_Set exercise_. Write out, precisely and in full, each line of the material.

START Materials provided

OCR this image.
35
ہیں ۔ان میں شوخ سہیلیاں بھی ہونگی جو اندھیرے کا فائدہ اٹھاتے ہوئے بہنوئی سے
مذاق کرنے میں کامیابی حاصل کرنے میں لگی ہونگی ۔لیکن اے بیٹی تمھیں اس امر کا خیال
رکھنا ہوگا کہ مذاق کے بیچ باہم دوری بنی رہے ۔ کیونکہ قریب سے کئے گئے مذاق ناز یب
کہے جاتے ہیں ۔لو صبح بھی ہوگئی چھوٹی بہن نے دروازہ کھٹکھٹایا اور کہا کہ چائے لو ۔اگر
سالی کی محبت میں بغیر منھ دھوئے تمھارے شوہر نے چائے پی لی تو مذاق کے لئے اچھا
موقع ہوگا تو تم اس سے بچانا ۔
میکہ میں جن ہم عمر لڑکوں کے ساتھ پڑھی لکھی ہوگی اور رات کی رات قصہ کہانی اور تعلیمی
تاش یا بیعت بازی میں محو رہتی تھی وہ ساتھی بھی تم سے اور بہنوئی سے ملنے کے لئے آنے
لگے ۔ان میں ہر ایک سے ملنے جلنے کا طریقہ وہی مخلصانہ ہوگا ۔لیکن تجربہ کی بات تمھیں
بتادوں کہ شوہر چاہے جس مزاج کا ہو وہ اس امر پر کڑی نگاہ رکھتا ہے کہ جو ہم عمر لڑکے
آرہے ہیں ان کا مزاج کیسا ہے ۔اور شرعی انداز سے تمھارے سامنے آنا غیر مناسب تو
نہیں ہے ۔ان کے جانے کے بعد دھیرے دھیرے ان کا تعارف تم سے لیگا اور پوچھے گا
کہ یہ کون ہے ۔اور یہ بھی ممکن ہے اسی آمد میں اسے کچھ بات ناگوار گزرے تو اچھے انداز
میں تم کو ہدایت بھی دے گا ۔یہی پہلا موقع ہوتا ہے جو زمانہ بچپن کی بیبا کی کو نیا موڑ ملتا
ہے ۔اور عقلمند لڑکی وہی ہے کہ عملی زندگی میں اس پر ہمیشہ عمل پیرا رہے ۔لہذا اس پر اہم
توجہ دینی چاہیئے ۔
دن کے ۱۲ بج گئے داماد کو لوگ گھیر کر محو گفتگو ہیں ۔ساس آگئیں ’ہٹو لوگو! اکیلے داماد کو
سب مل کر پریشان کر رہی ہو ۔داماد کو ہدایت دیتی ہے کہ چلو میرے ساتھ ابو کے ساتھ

END Materials provided

_Result of this task_.
OCR this image.
35
ہیں ۔ان میں شوخ سہیلیاں بھی ہونگی جو اندھیرے کا فائدہ اٹھاتے ہوئے بہنوئی سے
مذاق کرنے میں کامیابی حاصل کرنے میں لگی ہونگی ۔لیکن اے بیٹی تمھیں اس امر کا خیال
رکھنا ہوگا کہ مذاق کے بیچ باہم دوری بنی رہے ۔ کیونکہ قریب سے کئے گئے مذاق ناز یب
کہے جاتے ہیں ۔لو صبح بھی ہوگئی چھوٹی بہن نے دروازہ کھٹکھٹایا اور کہا کہ چائے لو ۔اگر
سالی کی محبت میں بغیر منھ دھوئے تمھارے شوہر نے چائے پی لی تو مذاق کے لئے اچھا
موقع ہوگا تو تم اس سے بچانا ۔
میکہ میں جن ہم عمر لڑکوں کے ساتھ پڑھی لکھی ہوگی اور رات کی رات قصہ کہانی اور تعلیمی
تاش یا بیعت بازی میں محو رہتی تھی وہ ساتھی بھی تم سے اور بہنوئی سے ملنے کے لئے آنے
لگے ۔ان میں ہر ایک سے ملنے جلنے کا طریقہ وہی مخلصانہ ہوگا ۔لیکن تجربہ کی بات تمھیں
بتادوں کہ شوہر چاہے جس مزاج کا ہو وہ اس امر پر کڑی نگاہ رکھتا ہے کہ جو ہم عمر لڑکے
آرہے ہیں ان کا مزاج کیسا ہے ۔اور شرعی انداز سے تمھارے سامنے آنا غیر مناسب تو
نہیں ہے ۔ان کے جانے کے بعد دھیرے دھیرے ان کا تعارف تم سے لیگا اور پوچھے گا
کہ یہ کون ہے ۔اور یہ بھی ممکن ہے اسی آمد میں اسے کچھ بات ناگوار گزرے تو اچھے انداز
میں تم کو ہدایت بھی دے گا ۔یہی پہلا موقع ہوتا ہے جو زمانہ بچپن کی بیبا کی کو نیا موڑ ملتا
ہے ۔اور عقلمند لڑکی وہی ہے کہ عملی زندگی میں اس پر ہمیشہ عمل پیرا رہے ۔لہذا اس پر اہم
توجہ دینی چاہیئے ۔
دن کے ۱۲ بج گئے داماد کو لوگ گھیر کر محو گفتگو ہیں ۔ساس آگئیں ’ہٹو لوگو! اکیلے داماد کو
سب مل کر پریشان کر رہی ہو ۔داماد کو ہدایت دیتی ہے کہ چلو میرے ساتھ ابو کے ساتھ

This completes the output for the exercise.